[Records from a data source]

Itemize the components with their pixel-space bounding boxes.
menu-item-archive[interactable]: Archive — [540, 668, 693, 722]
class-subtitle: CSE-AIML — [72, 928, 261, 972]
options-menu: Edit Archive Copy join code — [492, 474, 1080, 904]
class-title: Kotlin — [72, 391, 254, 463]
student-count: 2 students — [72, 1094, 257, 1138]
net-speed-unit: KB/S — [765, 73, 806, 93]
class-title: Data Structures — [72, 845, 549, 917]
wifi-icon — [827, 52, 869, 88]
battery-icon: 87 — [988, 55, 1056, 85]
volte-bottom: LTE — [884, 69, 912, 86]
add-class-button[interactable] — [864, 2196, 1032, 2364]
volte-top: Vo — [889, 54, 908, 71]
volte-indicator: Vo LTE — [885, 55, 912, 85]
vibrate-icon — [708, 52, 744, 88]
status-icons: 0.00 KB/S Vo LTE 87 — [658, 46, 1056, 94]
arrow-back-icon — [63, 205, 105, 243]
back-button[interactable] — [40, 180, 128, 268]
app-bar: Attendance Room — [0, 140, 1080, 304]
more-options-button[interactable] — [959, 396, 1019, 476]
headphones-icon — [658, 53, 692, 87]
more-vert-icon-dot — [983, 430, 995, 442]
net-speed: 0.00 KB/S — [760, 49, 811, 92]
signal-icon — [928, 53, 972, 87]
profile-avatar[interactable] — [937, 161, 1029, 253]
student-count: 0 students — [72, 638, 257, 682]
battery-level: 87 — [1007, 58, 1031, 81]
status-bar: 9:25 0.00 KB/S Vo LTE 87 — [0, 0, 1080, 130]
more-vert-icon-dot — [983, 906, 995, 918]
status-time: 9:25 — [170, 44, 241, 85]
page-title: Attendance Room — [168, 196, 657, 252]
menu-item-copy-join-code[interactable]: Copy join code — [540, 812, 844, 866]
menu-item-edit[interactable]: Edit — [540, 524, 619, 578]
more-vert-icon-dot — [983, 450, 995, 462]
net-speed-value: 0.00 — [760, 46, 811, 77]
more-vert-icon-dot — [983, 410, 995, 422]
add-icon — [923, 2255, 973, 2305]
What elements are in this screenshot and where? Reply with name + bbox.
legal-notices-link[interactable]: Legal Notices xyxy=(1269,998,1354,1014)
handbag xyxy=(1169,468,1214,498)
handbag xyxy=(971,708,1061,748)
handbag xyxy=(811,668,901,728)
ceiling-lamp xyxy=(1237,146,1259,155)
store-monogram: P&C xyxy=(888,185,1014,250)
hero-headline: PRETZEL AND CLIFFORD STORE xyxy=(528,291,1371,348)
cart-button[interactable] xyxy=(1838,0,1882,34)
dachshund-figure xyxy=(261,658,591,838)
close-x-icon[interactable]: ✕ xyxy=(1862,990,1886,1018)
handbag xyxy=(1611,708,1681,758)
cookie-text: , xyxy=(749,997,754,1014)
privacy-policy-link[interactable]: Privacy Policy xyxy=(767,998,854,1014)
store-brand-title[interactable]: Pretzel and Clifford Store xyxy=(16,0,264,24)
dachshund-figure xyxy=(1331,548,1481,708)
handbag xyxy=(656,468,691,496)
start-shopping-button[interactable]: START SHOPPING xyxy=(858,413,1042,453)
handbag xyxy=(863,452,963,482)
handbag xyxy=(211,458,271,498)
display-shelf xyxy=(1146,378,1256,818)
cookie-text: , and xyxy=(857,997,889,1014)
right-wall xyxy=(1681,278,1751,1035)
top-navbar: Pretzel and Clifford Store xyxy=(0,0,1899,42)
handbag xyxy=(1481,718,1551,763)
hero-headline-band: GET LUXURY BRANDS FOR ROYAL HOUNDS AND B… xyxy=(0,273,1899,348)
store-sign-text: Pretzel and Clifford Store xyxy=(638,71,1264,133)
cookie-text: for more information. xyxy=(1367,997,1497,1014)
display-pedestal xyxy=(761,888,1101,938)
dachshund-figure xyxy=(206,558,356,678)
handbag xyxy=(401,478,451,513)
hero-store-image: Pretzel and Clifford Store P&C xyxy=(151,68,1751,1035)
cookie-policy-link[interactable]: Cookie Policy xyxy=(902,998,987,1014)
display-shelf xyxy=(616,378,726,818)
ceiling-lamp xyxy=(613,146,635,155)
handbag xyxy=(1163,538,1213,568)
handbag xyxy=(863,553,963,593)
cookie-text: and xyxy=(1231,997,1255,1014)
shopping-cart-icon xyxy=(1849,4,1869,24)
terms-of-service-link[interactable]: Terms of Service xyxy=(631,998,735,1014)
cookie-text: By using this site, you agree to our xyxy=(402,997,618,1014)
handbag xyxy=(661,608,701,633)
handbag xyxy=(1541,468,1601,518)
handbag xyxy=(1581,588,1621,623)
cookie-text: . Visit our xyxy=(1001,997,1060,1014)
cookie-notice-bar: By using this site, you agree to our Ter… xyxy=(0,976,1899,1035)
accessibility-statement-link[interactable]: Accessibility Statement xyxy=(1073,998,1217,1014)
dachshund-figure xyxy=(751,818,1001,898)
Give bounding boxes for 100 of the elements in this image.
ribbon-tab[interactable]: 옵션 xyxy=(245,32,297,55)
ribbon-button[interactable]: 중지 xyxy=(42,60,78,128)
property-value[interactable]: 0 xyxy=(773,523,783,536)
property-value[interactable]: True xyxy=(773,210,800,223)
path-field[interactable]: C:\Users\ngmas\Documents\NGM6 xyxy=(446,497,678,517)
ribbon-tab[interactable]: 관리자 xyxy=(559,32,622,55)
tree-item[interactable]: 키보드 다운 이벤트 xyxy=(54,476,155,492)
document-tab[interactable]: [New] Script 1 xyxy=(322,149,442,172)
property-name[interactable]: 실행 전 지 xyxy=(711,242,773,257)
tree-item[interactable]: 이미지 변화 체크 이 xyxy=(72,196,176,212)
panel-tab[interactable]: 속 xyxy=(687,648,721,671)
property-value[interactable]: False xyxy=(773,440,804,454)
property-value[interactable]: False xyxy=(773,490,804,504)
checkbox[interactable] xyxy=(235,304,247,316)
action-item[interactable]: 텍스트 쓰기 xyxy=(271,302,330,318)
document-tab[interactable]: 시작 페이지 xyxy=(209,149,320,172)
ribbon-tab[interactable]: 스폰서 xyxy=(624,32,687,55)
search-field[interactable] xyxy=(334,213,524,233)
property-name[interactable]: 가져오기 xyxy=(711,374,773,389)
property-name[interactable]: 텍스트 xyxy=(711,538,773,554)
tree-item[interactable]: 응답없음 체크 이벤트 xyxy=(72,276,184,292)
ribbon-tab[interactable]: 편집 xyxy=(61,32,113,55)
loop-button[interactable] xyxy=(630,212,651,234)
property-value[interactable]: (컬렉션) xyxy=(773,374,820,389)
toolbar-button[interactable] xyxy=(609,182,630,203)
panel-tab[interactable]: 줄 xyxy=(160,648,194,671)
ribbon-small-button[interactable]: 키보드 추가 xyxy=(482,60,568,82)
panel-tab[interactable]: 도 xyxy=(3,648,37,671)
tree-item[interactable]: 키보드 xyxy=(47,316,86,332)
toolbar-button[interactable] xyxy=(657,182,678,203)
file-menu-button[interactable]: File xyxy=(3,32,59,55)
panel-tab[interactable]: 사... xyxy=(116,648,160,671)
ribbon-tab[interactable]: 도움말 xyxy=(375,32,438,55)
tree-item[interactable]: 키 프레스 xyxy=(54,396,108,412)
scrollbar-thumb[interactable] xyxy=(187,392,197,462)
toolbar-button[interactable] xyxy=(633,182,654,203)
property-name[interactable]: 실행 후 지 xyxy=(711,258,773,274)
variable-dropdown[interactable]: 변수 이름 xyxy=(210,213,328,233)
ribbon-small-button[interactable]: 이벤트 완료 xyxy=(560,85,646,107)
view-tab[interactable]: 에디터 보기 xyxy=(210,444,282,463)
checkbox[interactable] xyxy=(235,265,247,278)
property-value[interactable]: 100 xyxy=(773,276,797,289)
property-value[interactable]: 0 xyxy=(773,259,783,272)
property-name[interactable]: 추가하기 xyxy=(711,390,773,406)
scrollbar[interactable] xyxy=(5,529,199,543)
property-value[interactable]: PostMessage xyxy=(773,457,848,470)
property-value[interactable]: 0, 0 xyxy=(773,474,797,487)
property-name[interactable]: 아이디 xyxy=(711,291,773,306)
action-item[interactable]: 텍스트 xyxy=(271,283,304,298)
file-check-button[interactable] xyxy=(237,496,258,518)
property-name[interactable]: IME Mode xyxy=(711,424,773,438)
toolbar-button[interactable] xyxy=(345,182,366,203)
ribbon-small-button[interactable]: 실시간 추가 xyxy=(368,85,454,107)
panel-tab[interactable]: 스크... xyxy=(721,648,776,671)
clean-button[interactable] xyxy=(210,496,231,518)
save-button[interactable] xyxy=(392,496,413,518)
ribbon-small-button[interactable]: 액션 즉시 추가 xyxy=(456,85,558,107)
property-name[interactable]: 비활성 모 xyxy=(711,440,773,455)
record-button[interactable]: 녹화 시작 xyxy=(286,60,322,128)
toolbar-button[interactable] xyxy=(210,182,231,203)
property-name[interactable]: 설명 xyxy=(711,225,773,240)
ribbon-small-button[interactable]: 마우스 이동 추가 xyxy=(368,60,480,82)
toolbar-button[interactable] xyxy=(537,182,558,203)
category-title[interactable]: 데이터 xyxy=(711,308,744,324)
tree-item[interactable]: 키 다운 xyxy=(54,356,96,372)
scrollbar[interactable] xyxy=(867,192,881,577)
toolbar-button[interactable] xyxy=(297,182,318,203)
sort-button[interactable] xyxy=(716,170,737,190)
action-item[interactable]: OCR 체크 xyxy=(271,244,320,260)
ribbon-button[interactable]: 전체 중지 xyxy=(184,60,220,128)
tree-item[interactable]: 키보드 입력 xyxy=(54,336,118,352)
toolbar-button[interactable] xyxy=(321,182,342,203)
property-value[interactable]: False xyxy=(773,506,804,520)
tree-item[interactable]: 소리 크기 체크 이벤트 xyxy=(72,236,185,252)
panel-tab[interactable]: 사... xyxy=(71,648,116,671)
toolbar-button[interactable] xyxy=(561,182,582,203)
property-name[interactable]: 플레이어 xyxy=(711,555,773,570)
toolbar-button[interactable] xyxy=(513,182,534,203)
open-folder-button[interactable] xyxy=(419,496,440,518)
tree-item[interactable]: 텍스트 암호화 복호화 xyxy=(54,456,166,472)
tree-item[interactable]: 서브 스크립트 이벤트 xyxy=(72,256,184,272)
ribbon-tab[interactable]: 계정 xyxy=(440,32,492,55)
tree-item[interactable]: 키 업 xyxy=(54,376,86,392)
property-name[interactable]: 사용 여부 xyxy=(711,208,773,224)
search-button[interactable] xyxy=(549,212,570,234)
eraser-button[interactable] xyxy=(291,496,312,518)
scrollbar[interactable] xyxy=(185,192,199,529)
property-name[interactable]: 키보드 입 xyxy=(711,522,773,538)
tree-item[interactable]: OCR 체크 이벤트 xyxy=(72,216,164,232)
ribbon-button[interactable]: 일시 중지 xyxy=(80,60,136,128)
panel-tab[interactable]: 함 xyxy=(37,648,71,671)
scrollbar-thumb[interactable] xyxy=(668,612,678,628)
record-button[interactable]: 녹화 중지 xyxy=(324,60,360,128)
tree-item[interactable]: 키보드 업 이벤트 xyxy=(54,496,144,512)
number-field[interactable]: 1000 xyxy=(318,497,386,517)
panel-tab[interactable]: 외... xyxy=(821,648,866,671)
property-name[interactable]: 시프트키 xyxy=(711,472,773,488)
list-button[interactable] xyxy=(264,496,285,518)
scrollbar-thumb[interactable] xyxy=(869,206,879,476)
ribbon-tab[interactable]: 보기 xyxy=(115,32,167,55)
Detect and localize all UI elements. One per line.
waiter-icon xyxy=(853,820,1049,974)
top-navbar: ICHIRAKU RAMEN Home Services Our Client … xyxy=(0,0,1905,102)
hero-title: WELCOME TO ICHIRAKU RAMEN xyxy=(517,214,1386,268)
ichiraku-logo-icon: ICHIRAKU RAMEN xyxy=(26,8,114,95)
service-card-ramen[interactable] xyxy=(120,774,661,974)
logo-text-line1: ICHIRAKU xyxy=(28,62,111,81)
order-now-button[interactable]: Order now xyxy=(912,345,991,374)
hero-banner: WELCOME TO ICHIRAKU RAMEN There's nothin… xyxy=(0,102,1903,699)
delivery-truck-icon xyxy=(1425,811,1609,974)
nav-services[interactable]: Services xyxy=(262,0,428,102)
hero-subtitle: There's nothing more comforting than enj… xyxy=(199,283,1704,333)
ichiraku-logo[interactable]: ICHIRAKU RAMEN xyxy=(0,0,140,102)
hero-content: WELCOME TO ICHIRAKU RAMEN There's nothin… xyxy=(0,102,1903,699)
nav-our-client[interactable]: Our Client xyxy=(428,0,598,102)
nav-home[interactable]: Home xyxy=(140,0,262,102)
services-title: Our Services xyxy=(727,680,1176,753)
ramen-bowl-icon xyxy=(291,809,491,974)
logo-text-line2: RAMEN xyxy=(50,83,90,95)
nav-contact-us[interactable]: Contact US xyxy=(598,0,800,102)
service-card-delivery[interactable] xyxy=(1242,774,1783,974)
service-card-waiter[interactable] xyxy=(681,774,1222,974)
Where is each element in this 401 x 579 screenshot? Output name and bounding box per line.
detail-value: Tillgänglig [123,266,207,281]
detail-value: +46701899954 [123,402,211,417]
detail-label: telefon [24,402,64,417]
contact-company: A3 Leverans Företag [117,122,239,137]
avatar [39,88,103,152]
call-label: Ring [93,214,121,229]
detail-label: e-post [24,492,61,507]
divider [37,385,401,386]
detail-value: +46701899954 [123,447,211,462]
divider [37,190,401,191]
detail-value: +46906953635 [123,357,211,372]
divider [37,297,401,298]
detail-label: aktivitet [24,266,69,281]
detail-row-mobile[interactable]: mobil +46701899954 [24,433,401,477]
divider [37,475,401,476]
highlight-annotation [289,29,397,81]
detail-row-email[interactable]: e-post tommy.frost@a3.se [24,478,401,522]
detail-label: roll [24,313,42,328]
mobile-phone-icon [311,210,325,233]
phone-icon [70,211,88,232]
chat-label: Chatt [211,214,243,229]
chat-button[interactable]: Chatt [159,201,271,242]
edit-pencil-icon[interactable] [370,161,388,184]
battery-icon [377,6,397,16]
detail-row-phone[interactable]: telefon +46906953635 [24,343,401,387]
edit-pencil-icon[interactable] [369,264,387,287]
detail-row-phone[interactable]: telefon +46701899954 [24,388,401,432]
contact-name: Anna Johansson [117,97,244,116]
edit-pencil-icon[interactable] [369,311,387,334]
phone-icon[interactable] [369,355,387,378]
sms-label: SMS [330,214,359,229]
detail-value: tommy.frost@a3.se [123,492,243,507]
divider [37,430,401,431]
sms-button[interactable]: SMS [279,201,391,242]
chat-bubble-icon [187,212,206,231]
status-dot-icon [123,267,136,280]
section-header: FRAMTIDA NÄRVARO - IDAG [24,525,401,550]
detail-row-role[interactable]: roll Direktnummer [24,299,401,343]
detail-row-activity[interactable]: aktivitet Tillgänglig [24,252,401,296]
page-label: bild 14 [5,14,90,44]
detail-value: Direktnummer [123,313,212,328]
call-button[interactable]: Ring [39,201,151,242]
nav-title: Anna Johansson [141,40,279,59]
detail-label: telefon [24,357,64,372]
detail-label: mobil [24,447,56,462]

▸ **WHAT IS ASKED**
Output everything from the start of the records down to the line containing "volte-indicator: Vo LTE — [885, 55, 912, 85]", including both ends, with each line reproduced unchanged.

▸ **FINAL RESULT**
Itemize the components with their pixel-space bounding boxes.
menu-item-archive[interactable]: Archive — [540, 668, 693, 722]
class-subtitle: CSE-AIML — [72, 928, 261, 972]
options-menu: Edit Archive Copy join code — [492, 474, 1080, 904]
class-title: Kotlin — [72, 391, 254, 463]
student-count: 2 students — [72, 1094, 257, 1138]
net-speed-unit: KB/S — [765, 73, 806, 93]
class-title: Data Structures — [72, 845, 549, 917]
wifi-icon — [827, 52, 869, 88]
battery-icon: 87 — [988, 55, 1056, 85]
volte-bottom: LTE — [884, 69, 912, 86]
add-class-button[interactable] — [864, 2196, 1032, 2364]
volte-top: Vo — [889, 54, 908, 71]
volte-indicator: Vo LTE — [885, 55, 912, 85]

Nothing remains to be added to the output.